WRITTEN TASKS
1 > From the offshore tower jacket description, list every part that carries a reference number of 28 or higher, giving each part with its number.
2 > Using the offshore tower jacket description, decide whether each statement below agrees with it. Answer yes or no, and quote the words of the description that decide it.
(a) The pilings are driven into the floor of the body of water before the jacket is moved to its offshore location.
(b) The annular volume between a piling guide and its piling may be filled with grout.
(c) The legs of the tower jacket end below the surface of the body of water.
3 > Carry on the offshore tower jacket description from its final sentence.

TEXT SEGMENT
Referring now to the drawings in general and more particularly to FIG. 1 thereof, a typical offshore tower jacket 10 fabricated from steel framing can be seen. The superstructure commonly put in place is shown in phantom at 12. The jacket 10 and superstructure 12 together comprise a complete offshore tower.
The tower jacket 10 includes a plurality of generally upright, supportive legs 14 which extend generally from contact with the floor 16 of the body of water to a position which is elevated somewhat above the surface 18 of the body of water. The legs 14 are dimensioned so that the superstructure 12 is supported at a level sufficiently above the surface of the body of water so that undue contact with waves during stormy weather is avoided. The legs 14 are rigidly interconnected by a plurality of lattices comprised of struts 28. These struts must be designed to withstand lateral loading incident to wind and ocean currents, as well as vertical loading, from the superstructure.
The lower ends of the legs of the tower jacket are circumferentially enlarged to carry a plurality of individual piling guides 30. These individual piling guides are attached directly to the lowermost portions of the legs 14 and together carry a plurality of pilings 32 which extend essentially along the entire length of the legs. These pilings 32 are sustained at the upper ends thereof adjacent the portion of the jacket intended to carry the superstructure 12 by a plurality of guiding collars 34. The particular lengths of pilings 32 illustrated in FIG. 1 are commonly made up in the course of the construction of the tower jacket and are detachably secured in place within the guiding collars and individual guides as illustrated in FIG. 1. In this secured condition, the pilings can be transported to the desired offshore location as essentially a part of the tower jacket as illustrated in FIG. 2. This can effect a worthwhile reduction in the logistics problem caused by the need to supply piling to the tower jacket in anchoring the jacket to the floor of the body of water. In other words, to the extent the piling needed to anchor the jacket to the floor of the body of water can be transported along with the jacket, less piling must be carried to the offshore location by service barges. In addition, the preassembly and placement of the initial lengths of piling 32 facilitate the rapid anchoring of the jacket in plae. Addon pilings can be immediately connected to the upper ends of the piling 32 to permit these pilings to be driven into the floor of the body of water.
The diameters of the pilings 32 and the individual piling guides 30 are such that an annular cylindrical volume is formed between the interior surface of the individual piling guides and the exterior surface of the piling associated therewith. Once the piling has been driven a sufficient distance into the strata underlying the tower jacket, this annular volume may be suitably filled with grout to permanently and rigidly connect the pilings and the piling jackets.

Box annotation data

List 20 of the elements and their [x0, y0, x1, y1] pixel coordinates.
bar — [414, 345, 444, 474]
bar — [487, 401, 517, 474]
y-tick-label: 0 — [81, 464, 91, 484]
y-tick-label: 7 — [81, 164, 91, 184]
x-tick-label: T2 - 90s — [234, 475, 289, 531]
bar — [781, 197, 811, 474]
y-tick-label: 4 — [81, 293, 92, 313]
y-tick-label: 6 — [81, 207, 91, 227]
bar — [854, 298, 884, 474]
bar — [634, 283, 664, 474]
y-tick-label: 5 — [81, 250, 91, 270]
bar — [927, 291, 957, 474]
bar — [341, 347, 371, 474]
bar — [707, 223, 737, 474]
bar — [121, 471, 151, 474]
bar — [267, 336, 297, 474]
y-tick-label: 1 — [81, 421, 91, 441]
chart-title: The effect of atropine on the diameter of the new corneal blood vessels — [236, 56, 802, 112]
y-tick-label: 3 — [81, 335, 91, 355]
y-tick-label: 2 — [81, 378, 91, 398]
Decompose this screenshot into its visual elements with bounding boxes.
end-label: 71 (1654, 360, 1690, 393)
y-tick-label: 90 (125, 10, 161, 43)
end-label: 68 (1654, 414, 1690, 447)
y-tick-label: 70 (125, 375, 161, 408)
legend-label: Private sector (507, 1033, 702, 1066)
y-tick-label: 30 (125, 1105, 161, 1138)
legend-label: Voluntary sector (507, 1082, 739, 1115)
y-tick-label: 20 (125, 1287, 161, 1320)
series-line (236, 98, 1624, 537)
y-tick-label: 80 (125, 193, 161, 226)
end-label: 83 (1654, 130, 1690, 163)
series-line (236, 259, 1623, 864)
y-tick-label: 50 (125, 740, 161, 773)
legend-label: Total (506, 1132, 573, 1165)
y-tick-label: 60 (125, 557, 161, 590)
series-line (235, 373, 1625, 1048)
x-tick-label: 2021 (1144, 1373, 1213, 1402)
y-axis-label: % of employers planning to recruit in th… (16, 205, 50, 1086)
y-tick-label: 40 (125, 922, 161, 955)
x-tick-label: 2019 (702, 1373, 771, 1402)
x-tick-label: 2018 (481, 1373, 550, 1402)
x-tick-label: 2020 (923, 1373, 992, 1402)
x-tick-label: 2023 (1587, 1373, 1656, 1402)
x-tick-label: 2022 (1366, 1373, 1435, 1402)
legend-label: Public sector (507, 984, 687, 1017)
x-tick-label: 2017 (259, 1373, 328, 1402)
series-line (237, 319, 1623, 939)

EXERCISE RESULTS
1 >
struts 28
piling guides 30
pilings 32
guiding collars 34

2 >
(a) No: "the pilings can be transported to the desired offshore location as essentially a part of the tower jacket"
(b) Yes: "this annular volume may be suitably filled with grout to permanently and rigidly connect the pilings and the piling jackets"
(c) No: "to a position which is elevated somewhat above the surface 18 of the body of water"

3 >
It must be emphasized that the tower jacket and superstructure presented in the foregoing are intended to be merely illustrative of the various tower designs currently in use. The present invention is equally suitable for use in connection with various other tower jackets conforming only generally to the structural characteristics of the particular structure first described.
A novel apparatus according to a preferred embodiment of the present invention which can be advantageously employed to transport and erect a tower jacket is illustrated in FIGS. 2 through 5.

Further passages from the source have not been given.